Collection entries
↓

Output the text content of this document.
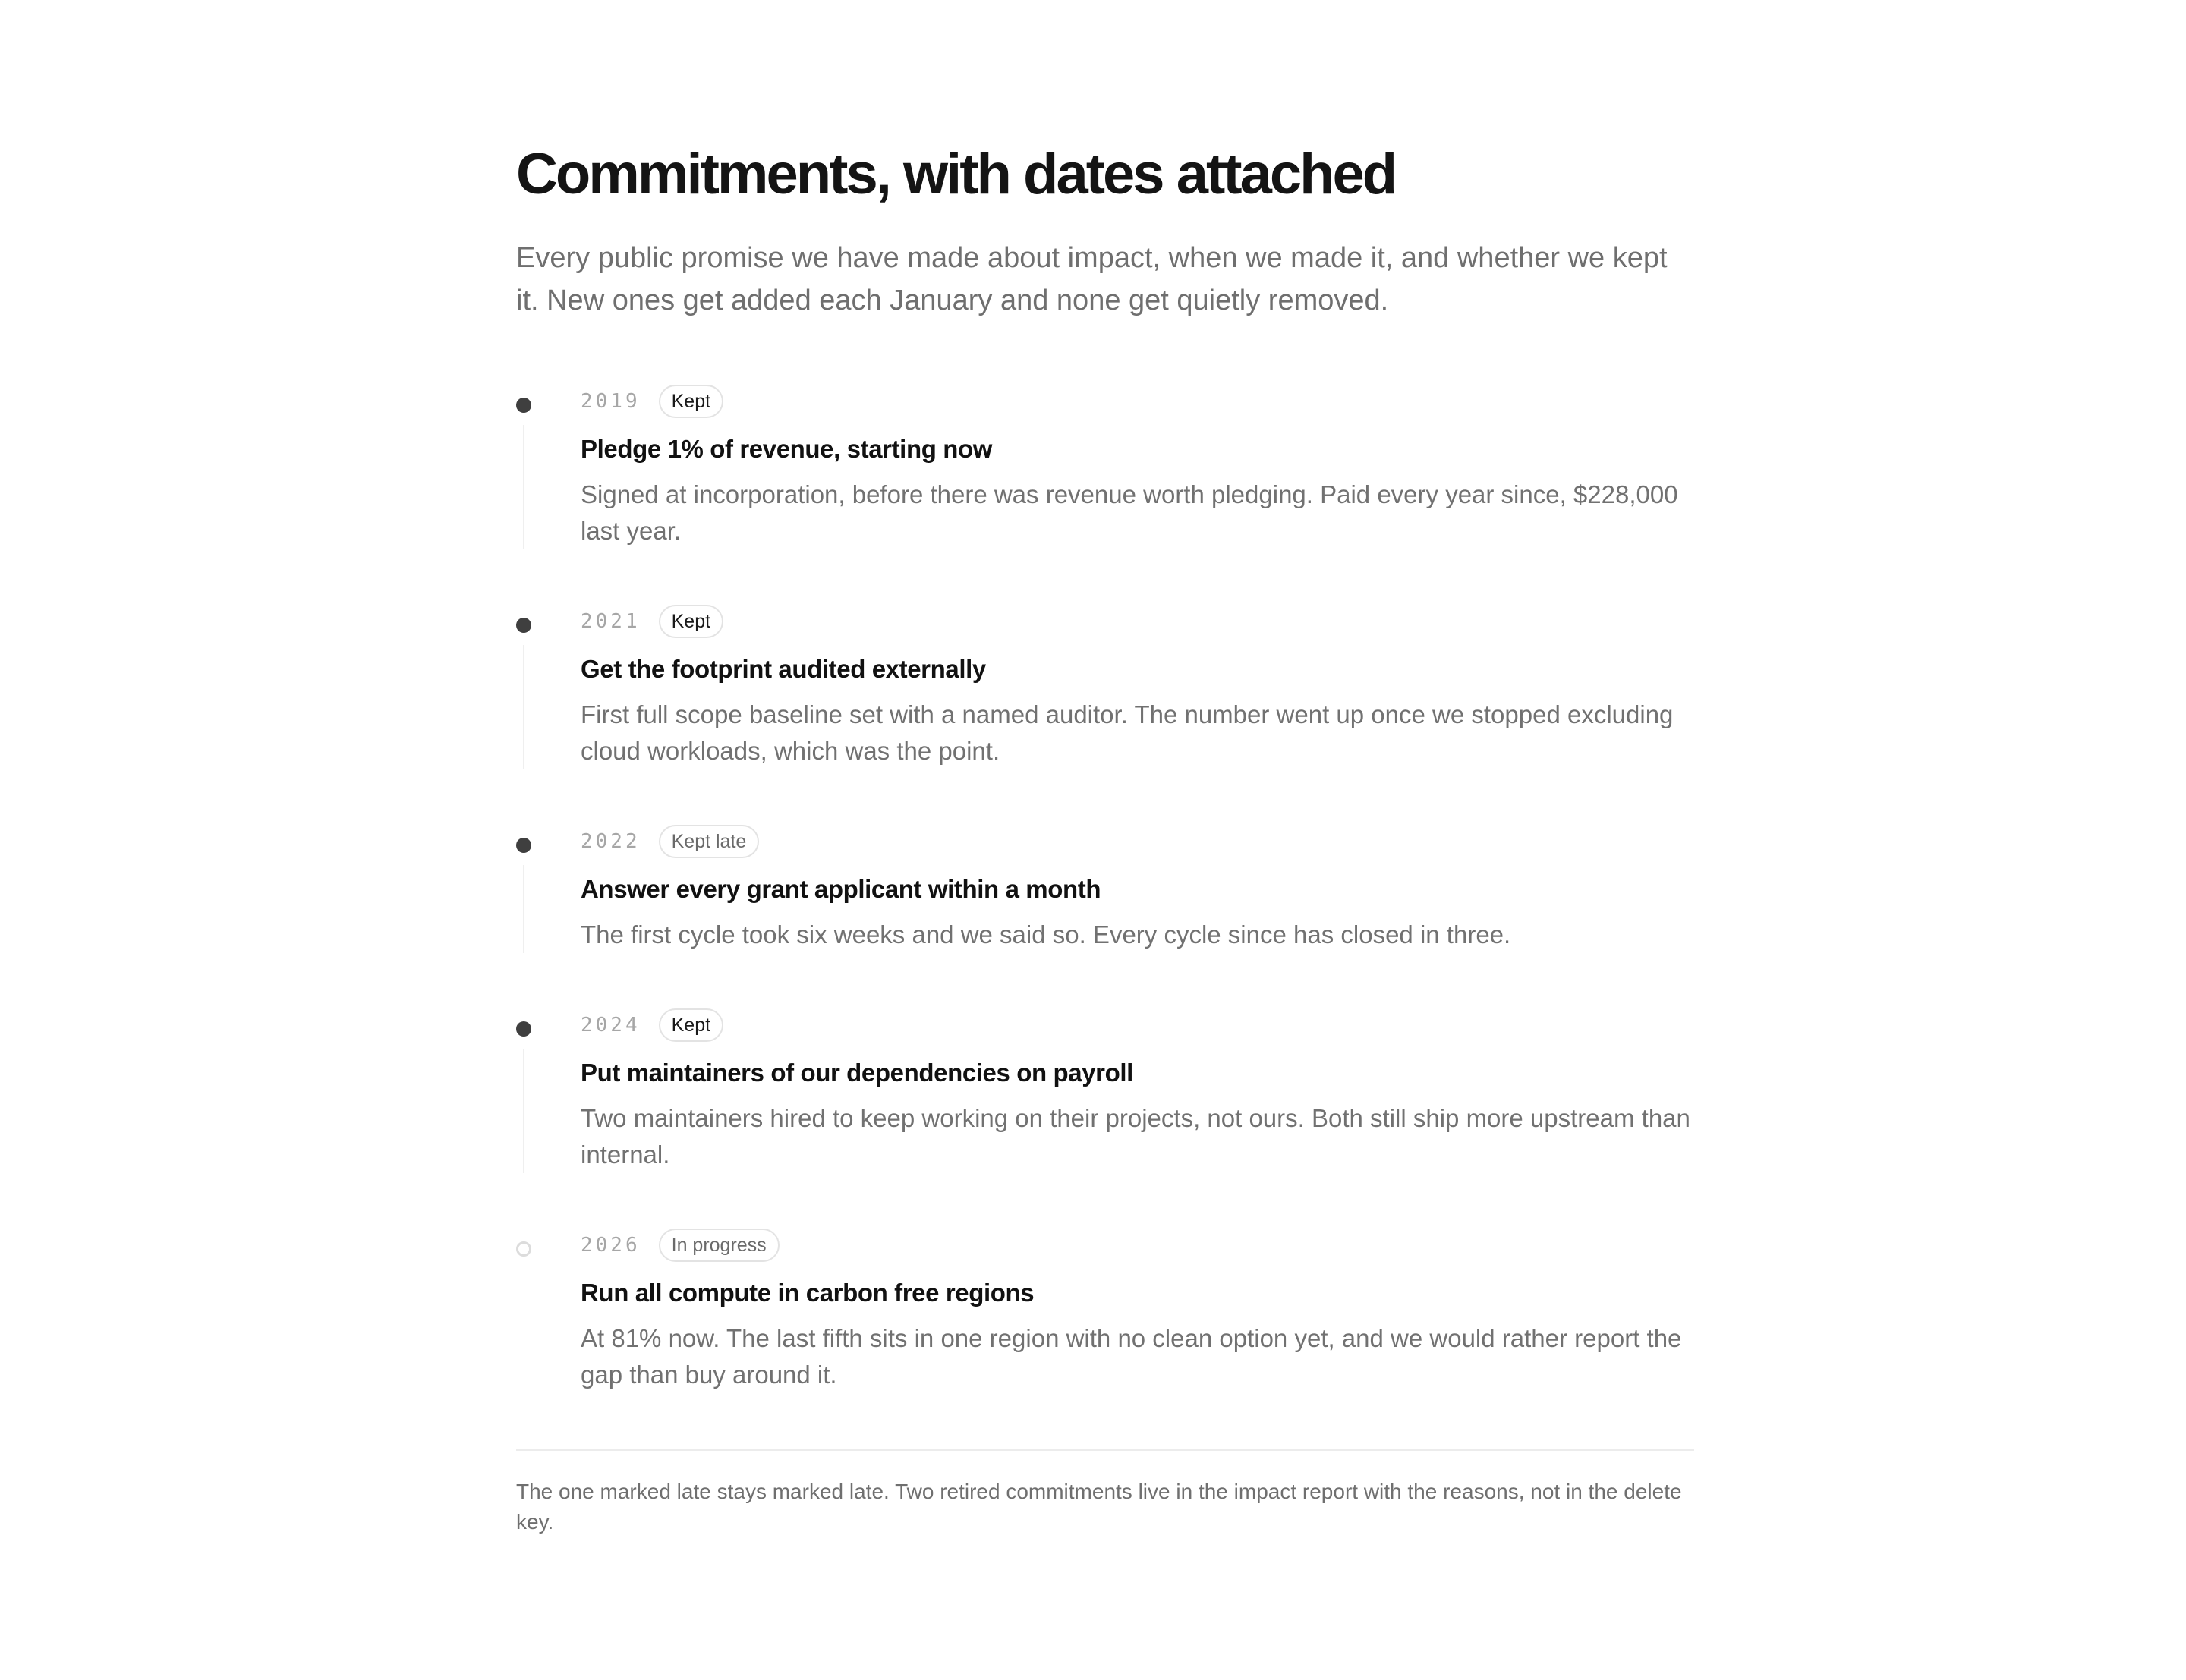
Commitments, with dates attached

Every public promise we have made about impact, when we made it, and whether we kept it. New ones get added each January and none get quietly removed.

2019	Kept
Pledge 1% of revenue, starting now

Signed at incorporation, before there was revenue worth pledging. Paid every year since, $228,000 last year.

2021	Kept
Get the footprint audited externally

First full scope baseline set with a named auditor. The number went up once we stopped excluding cloud workloads, which was the point.

2022	Kept late
Answer every grant applicant within a month

The first cycle took six weeks and we said so. Every cycle since has closed in three.

2024	Kept
Put maintainers of our dependencies on payroll

Two maintainers hired to keep working on their projects, not ours. Both still ship more upstream than internal.

2026	In progress
Run all compute in carbon free regions

At 81% now. The last fifth sits in one region with no clean option yet, and we would rather report the gap than buy around it.

The one marked late stays marked late. Two retired commitments live in the impact report with the reasons, not in the delete key.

↑

Leave images out of the retyped records; keep all else exact.

Output the text content of this document.
Commitments, with dates attached

Every public promise we have made about impact, when we made it, and whether we kept it. New ones get added each January and none get quietly removed.

2019	Kept
Pledge 1% of revenue, starting now

Signed at incorporation, before there was revenue worth pledging. Paid every year since, $228,000 last year.

2021	Kept
Get the footprint audited externally

First full scope baseline set with a named auditor. The number went up once we stopped excluding cloud workloads, which was the point.

2022	Kept late
Answer every grant applicant within a month

The first cycle took six weeks and we said so. Every cycle since has closed in three.

2024	Kept
Put maintainers of our dependencies on payroll

Two maintainers hired to keep working on their projects, not ours. Both still ship more upstream than internal.

2026	In progress
Run all compute in carbon free regions

At 81% now. The last fifth sits in one region with no clean option yet, and we would rather report the gap than buy around it.

The one marked late stays marked late. Two retired commitments live in the impact report with the reasons, not in the delete key.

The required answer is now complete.